▸ **THE DATA**:
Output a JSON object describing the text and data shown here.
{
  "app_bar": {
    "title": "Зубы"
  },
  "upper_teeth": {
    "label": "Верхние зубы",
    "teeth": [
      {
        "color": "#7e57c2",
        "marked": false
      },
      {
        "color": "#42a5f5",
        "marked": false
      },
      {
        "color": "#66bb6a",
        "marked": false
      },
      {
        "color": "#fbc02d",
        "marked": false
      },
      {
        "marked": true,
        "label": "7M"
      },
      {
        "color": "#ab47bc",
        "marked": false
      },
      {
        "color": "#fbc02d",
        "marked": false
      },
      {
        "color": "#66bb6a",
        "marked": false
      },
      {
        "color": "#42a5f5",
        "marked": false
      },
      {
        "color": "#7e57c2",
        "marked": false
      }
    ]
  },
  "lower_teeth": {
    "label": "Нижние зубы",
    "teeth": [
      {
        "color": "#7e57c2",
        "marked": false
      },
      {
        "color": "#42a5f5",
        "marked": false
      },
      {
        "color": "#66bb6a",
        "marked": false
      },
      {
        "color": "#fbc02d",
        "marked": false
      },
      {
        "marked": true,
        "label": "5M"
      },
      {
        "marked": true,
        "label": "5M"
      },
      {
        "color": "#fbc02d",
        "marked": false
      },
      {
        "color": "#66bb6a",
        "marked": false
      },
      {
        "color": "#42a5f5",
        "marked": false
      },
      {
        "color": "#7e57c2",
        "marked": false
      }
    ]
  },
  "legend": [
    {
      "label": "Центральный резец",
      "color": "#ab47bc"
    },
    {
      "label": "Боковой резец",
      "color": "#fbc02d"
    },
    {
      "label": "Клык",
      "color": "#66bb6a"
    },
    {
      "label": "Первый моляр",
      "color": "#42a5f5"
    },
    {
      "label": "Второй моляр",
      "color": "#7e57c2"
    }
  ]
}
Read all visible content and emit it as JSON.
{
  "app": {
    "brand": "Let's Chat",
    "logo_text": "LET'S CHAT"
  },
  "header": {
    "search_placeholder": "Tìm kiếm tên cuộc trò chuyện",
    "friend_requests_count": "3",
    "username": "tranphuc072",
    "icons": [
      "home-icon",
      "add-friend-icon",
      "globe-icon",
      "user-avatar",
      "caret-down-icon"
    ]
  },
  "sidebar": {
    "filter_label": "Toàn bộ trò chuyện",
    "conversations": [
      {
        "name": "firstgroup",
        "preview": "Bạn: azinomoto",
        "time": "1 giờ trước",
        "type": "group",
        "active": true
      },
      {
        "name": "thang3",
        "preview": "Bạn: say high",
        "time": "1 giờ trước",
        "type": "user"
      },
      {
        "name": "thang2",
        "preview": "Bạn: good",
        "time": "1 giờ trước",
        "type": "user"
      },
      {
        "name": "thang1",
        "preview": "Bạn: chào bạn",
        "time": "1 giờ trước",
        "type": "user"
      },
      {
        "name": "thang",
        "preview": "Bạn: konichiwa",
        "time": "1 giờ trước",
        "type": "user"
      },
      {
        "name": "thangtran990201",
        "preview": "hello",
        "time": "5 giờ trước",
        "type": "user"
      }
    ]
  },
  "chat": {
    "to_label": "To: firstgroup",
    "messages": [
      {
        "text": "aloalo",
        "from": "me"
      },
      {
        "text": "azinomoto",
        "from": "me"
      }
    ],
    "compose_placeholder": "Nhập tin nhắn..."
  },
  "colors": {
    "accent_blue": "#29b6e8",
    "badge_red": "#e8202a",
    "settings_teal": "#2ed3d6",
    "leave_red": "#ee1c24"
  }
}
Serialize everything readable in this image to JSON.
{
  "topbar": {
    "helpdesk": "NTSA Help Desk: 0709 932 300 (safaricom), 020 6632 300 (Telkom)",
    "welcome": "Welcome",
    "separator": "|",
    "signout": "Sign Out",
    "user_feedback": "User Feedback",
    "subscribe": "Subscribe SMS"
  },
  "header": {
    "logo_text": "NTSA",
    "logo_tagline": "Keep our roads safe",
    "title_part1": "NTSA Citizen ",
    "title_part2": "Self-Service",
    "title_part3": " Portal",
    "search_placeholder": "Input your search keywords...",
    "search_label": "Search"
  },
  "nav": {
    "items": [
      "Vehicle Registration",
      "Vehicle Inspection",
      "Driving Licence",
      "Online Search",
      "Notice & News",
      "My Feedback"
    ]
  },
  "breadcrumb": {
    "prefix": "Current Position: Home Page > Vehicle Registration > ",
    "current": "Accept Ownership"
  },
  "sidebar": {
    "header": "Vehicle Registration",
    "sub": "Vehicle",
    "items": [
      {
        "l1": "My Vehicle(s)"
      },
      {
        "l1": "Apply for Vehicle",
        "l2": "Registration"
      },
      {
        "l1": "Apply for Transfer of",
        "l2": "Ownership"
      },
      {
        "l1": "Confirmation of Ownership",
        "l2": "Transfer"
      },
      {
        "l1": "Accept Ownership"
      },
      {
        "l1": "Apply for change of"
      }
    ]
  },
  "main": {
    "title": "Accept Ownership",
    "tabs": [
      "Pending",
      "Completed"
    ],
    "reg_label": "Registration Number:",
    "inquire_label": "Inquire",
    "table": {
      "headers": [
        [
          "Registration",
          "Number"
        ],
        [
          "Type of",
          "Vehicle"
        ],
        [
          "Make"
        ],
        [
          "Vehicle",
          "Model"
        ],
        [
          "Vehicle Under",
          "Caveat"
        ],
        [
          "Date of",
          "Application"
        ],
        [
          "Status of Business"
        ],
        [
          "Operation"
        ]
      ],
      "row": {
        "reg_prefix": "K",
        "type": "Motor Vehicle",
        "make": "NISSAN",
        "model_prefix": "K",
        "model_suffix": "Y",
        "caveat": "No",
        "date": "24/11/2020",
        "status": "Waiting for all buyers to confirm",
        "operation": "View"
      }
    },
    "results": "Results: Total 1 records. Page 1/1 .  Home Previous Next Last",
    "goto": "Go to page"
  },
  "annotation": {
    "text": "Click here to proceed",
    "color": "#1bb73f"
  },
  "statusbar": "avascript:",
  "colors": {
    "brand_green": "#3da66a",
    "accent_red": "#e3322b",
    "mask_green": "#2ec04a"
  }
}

▸ **AIM**: Select every line in the records above that contains the word "Vehicle".

▸ **SOLUTION FOR THIS PROBLEM**:
      "Vehicle Registration",
      "Vehicle Inspection",
    "prefix": "Current Position: Home Page > Vehicle Registration > ",
    "header": "Vehicle Registration",
    "sub": "Vehicle",
        "l1": "My Vehicle(s)"
        "l1": "Apply for Vehicle",
          "Vehicle"
          "Vehicle",
          "Vehicle Under",
        "type": "Motor Vehicle",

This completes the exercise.